[START Provided records]

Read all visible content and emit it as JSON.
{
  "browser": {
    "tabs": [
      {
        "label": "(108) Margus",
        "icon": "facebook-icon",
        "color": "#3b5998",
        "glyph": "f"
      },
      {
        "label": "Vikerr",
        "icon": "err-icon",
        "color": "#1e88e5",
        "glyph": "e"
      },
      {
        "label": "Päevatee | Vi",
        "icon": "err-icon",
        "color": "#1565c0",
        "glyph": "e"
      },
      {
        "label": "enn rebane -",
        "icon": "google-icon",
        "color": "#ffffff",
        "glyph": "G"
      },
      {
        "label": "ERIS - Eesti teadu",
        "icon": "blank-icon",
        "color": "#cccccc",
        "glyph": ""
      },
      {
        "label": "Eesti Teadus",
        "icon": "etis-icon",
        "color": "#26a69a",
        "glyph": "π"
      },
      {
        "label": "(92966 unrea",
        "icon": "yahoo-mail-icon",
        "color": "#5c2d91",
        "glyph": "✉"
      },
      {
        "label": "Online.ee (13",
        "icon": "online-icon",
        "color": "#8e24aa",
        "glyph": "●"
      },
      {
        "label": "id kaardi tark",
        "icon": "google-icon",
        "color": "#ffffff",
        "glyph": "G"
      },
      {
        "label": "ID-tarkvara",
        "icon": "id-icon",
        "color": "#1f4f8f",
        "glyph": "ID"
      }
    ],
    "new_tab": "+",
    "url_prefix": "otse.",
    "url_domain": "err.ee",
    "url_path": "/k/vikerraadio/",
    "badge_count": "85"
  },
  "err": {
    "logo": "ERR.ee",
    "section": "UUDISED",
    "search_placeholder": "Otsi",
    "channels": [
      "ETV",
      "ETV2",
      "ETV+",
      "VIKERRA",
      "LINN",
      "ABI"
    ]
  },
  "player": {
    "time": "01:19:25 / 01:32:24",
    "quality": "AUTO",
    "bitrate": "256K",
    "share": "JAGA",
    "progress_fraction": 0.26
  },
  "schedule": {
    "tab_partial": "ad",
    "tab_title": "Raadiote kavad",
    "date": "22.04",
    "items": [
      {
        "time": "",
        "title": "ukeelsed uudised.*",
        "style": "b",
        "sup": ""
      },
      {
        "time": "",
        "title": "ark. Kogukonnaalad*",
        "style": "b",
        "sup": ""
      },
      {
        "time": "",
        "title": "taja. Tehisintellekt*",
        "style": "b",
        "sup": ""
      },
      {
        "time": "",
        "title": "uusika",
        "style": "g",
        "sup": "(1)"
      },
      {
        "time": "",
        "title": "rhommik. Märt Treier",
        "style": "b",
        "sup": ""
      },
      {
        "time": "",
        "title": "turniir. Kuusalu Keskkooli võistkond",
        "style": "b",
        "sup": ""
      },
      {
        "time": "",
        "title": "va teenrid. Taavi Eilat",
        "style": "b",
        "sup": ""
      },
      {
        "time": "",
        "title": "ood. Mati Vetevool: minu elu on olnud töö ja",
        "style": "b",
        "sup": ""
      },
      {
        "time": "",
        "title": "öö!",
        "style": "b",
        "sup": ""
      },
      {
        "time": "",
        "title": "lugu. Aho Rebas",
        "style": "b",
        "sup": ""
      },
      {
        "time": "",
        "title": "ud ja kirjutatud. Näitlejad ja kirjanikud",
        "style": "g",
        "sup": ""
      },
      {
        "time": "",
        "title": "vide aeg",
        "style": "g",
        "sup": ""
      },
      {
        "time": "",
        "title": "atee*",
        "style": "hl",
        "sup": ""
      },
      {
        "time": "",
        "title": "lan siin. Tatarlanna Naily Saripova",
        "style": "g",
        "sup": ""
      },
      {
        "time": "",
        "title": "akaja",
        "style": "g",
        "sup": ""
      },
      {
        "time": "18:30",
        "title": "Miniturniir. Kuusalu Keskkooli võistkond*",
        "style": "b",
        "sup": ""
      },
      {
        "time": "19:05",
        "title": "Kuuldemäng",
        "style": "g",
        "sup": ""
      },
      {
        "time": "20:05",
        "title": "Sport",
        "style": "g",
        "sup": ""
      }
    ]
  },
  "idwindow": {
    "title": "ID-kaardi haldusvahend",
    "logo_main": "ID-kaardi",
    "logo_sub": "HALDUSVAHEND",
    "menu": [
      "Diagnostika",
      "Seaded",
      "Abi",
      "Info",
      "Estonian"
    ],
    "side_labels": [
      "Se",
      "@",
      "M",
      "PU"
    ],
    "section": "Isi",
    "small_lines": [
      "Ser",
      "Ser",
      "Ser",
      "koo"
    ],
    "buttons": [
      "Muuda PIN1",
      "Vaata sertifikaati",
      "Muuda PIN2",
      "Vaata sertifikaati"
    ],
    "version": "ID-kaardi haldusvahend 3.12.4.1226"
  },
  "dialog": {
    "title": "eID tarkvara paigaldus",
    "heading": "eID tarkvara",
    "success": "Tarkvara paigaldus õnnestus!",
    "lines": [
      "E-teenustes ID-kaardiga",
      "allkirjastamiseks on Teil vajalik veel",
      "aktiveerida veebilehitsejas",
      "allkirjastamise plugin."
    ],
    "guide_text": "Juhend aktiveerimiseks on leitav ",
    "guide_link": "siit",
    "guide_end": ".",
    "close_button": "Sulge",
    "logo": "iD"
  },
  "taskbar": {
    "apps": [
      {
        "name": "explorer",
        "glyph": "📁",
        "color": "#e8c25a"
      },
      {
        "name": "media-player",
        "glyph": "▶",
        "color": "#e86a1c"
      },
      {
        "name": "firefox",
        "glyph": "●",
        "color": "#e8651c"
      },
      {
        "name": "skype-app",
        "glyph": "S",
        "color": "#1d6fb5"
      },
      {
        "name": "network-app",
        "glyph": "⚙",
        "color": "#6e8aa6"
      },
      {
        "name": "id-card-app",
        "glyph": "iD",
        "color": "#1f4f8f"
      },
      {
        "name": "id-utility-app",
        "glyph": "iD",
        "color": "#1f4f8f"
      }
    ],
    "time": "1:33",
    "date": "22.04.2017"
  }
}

[END Provided records]

Of the lines above, how many hold the word "Kuusalu"? Say the number alone.

2